_SET PROBLEM_
Give a verbatim copy of the lines below, minus the pictures.
** start of TASK INPUT **
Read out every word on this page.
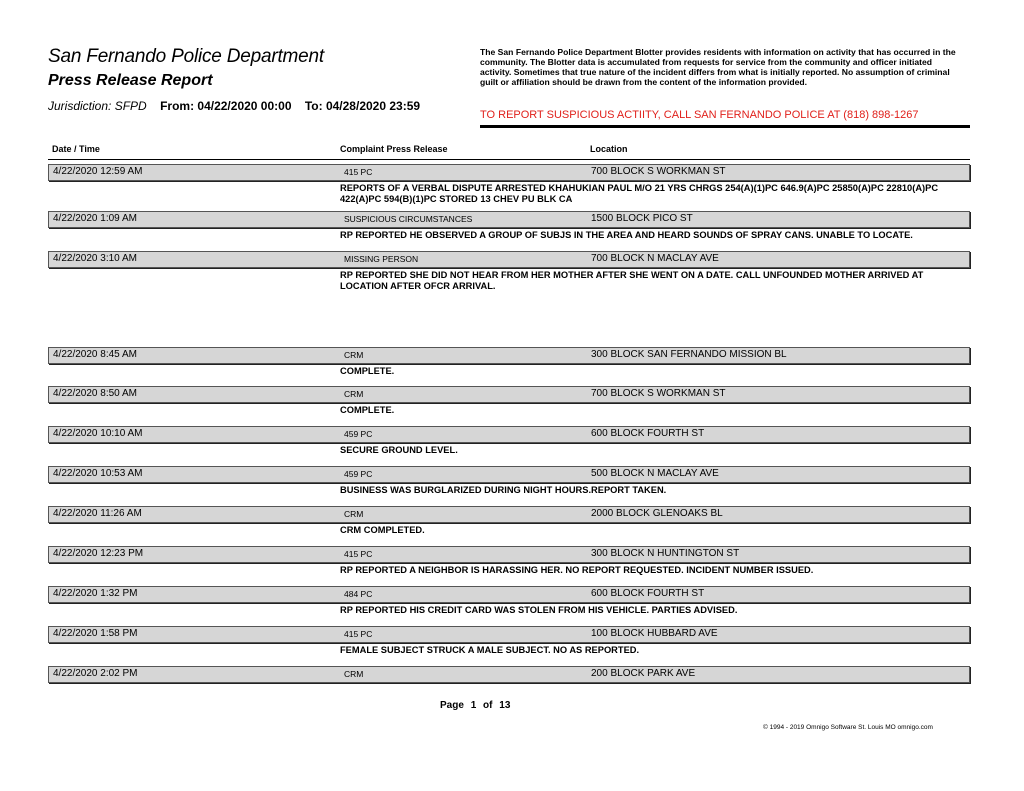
San Fernando Police Department
Press Release Report
Jurisdiction: SFPD From: 04/22/2020 00:00 To: 04/28/2020 23:59
The San Fernando Police Department Blotter provides residents with information on activity that has occurred in the community. The Blotter data is accumulated from requests for service from the community and officer initiated activity. Sometimes that true nature of the incident differs from what is initially reported. No assumption of criminal guilt or affiliation should be drawn from the content of the information provided.
TO REPORT SUSPICIOUS ACTIITY, CALL SAN FERNANDO POLICE AT (818) 898-1267
Date / Time	Complaint Press Release	Location
4/22/2020 12:59 AM	415 PC	700 BLOCK S WORKMAN ST
REPORTS OF A VERBAL DISPUTE ARRESTED KHAHUKIAN PAUL M/O 21 YRS CHRGS 254(A)(1)PC 646.9(A)PC 25850(A)PC 22810(A)PC 422(A)PC 594(B)(1)PC STORED 13 CHEV PU BLK CA
4/22/2020 1:09 AM	SUSPICIOUS CIRCUMSTANCES	1500 BLOCK PICO ST
RP REPORTED HE OBSERVED A GROUP OF SUBJS IN THE AREA AND HEARD SOUNDS OF SPRAY CANS. UNABLE TO LOCATE.
4/22/2020 3:10 AM	MISSING PERSON	700 BLOCK N MACLAY AVE
RP REPORTED SHE DID NOT HEAR FROM HER MOTHER AFTER SHE WENT ON A DATE. CALL UNFOUNDED MOTHER ARRIVED AT LOCATION AFTER OFCR ARRIVAL.
4/22/2020 8:45 AM	CRM	300 BLOCK SAN FERNANDO MISSION BL
COMPLETE.
4/22/2020 8:50 AM	CRM	700 BLOCK S WORKMAN ST
COMPLETE.
4/22/2020 10:10 AM	459 PC	600 BLOCK FOURTH ST
SECURE GROUND LEVEL.
4/22/2020 10:53 AM	459 PC	500 BLOCK N MACLAY AVE
BUSINESS WAS BURGLARIZED DURING NIGHT HOURS.REPORT TAKEN.
4/22/2020 11:26 AM	CRM	2000 BLOCK GLENOAKS BL
CRM COMPLETED.
4/22/2020 12:23 PM	415 PC	300 BLOCK N HUNTINGTON ST
RP REPORTED A NEIGHBOR IS HARASSING HER. NO REPORT REQUESTED. INCIDENT NUMBER ISSUED.
4/22/2020 1:32 PM	484 PC	600 BLOCK FOURTH ST
RP REPORTED HIS CREDIT CARD WAS STOLEN FROM HIS VEHICLE. PARTIES ADVISED.
4/22/2020 1:58 PM	415 PC	100 BLOCK HUBBARD AVE
FEMALE SUBJECT STRUCK A MALE SUBJECT. NO AS REPORTED.
4/22/2020 2:02 PM	CRM	200 BLOCK PARK AVE
Page 1 of 13
© 1994 - 2019 Omnigo Software St. Louis MO omnigo.com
** end of TASK INPUT **
_THE RESPONSE_
Read out every word on this page.
San Fernando Police Department
Press Release Report
Jurisdiction: SFPD From: 04/22/2020 00:00 To: 04/28/2020 23:59
The San Fernando Police Department Blotter provides residents with information on activity that has occurred in the community. The Blotter data is accumulated from requests for service from the community and officer initiated activity. Sometimes that true nature of the incident differs from what is initially reported. No assumption of criminal guilt or affiliation should be drawn from the content of the information provided.
TO REPORT SUSPICIOUS ACTIITY, CALL SAN FERNANDO POLICE AT (818) 898-1267
Date / Time	Complaint Press Release	Location
4/22/2020 12:59 AM	415 PC	700 BLOCK S WORKMAN ST
REPORTS OF A VERBAL DISPUTE ARRESTED KHAHUKIAN PAUL M/O 21 YRS CHRGS 254(A)(1)PC 646.9(A)PC 25850(A)PC 22810(A)PC 422(A)PC 594(B)(1)PC STORED 13 CHEV PU BLK CA
4/22/2020 1:09 AM	SUSPICIOUS CIRCUMSTANCES	1500 BLOCK PICO ST
RP REPORTED HE OBSERVED A GROUP OF SUBJS IN THE AREA AND HEARD SOUNDS OF SPRAY CANS. UNABLE TO LOCATE.
4/22/2020 3:10 AM	MISSING PERSON	700 BLOCK N MACLAY AVE
RP REPORTED SHE DID NOT HEAR FROM HER MOTHER AFTER SHE WENT ON A DATE. CALL UNFOUNDED MOTHER ARRIVED AT LOCATION AFTER OFCR ARRIVAL.
4/22/2020 8:45 AM	CRM	300 BLOCK SAN FERNANDO MISSION BL
COMPLETE.
4/22/2020 8:50 AM	CRM	700 BLOCK S WORKMAN ST
COMPLETE.
4/22/2020 10:10 AM	459 PC	600 BLOCK FOURTH ST
SECURE GROUND LEVEL.
4/22/2020 10:53 AM	459 PC	500 BLOCK N MACLAY AVE
BUSINESS WAS BURGLARIZED DURING NIGHT HOURS.REPORT TAKEN.
4/22/2020 11:26 AM	CRM	2000 BLOCK GLENOAKS BL
CRM COMPLETED.
4/22/2020 12:23 PM	415 PC	300 BLOCK N HUNTINGTON ST
RP REPORTED A NEIGHBOR IS HARASSING HER. NO REPORT REQUESTED. INCIDENT NUMBER ISSUED.
4/22/2020 1:32 PM	484 PC	600 BLOCK FOURTH ST
RP REPORTED HIS CREDIT CARD WAS STOLEN FROM HIS VEHICLE. PARTIES ADVISED.
4/22/2020 1:58 PM	415 PC	100 BLOCK HUBBARD AVE
FEMALE SUBJECT STRUCK A MALE SUBJECT. NO AS REPORTED.
4/22/2020 2:02 PM	CRM	200 BLOCK PARK AVE
Page 1 of 13
© 1994 - 2019 Omnigo Software St. Louis MO omnigo.com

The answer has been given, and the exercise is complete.